Collected data entries ::
________________

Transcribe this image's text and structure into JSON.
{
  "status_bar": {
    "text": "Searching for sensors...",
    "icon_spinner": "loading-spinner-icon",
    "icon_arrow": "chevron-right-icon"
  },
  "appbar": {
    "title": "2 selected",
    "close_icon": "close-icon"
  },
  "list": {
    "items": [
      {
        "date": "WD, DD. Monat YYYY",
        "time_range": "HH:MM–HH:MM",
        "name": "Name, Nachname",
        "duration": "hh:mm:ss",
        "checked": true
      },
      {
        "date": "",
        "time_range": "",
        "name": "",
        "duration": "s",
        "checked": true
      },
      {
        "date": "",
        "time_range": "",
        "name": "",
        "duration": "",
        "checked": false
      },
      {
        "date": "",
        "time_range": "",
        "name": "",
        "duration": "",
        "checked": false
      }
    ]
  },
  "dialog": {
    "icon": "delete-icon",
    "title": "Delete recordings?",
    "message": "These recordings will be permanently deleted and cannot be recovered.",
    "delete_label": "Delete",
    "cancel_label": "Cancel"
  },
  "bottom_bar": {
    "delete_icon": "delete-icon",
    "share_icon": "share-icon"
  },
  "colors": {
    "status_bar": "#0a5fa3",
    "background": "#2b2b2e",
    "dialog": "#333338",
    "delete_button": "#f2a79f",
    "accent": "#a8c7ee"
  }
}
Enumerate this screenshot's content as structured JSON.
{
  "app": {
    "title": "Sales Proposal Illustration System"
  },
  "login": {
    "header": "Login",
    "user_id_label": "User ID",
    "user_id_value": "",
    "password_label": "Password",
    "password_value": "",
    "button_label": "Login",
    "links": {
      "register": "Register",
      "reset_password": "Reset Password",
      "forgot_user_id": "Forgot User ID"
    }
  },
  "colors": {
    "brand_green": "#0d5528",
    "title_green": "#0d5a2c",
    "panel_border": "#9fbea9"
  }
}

________________

Written request :: Retype all of the material, keeping each line exact.

Output for this exercise ::
Transcribe this image's text and structure into JSON.
{
  "status_bar": {
    "text": "Searching for sensors...",
    "icon_spinner": "loading-spinner-icon",
    "icon_arrow": "chevron-right-icon"
  },
  "appbar": {
    "title": "2 selected",
    "close_icon": "close-icon"
  },
  "list": {
    "items": [
      {
        "date": "WD, DD. Monat YYYY",
        "time_range": "HH:MM–HH:MM",
        "name": "Name, Nachname",
        "duration": "hh:mm:ss",
        "checked": true
      },
      {
        "date": "",
        "time_range": "",
        "name": "",
        "duration": "s",
        "checked": true
      },
      {
        "date": "",
        "time_range": "",
        "name": "",
        "duration": "",
        "checked": false
      },
      {
        "date": "",
        "time_range": "",
        "name": "",
        "duration": "",
        "checked": false
      }
    ]
  },
  "dialog": {
    "icon": "delete-icon",
    "title": "Delete recordings?",
    "message": "These recordings will be permanently deleted and cannot be recovered.",
    "delete_label": "Delete",
    "cancel_label": "Cancel"
  },
  "bottom_bar": {
    "delete_icon": "delete-icon",
    "share_icon": "share-icon"
  },
  "colors": {
    "status_bar": "#0a5fa3",
    "background": "#2b2b2e",
    "dialog": "#333338",
    "delete_button": "#f2a79f",
    "accent": "#a8c7ee"
  }
}
Enumerate this screenshot's content as structured JSON.
{
  "app": {
    "title": "Sales Proposal Illustration System"
  },
  "login": {
    "header": "Login",
    "user_id_label": "User ID",
    "user_id_value": "",
    "password_label": "Password",
    "password_value": "",
    "button_label": "Login",
    "links": {
      "register": "Register",
      "reset_password": "Reset Password",
      "forgot_user_id": "Forgot User ID"
    }
  },
  "colors": {
    "brand_green": "#0d5528",
    "title_green": "#0d5a2c",
    "panel_border": "#9fbea9"
  }
}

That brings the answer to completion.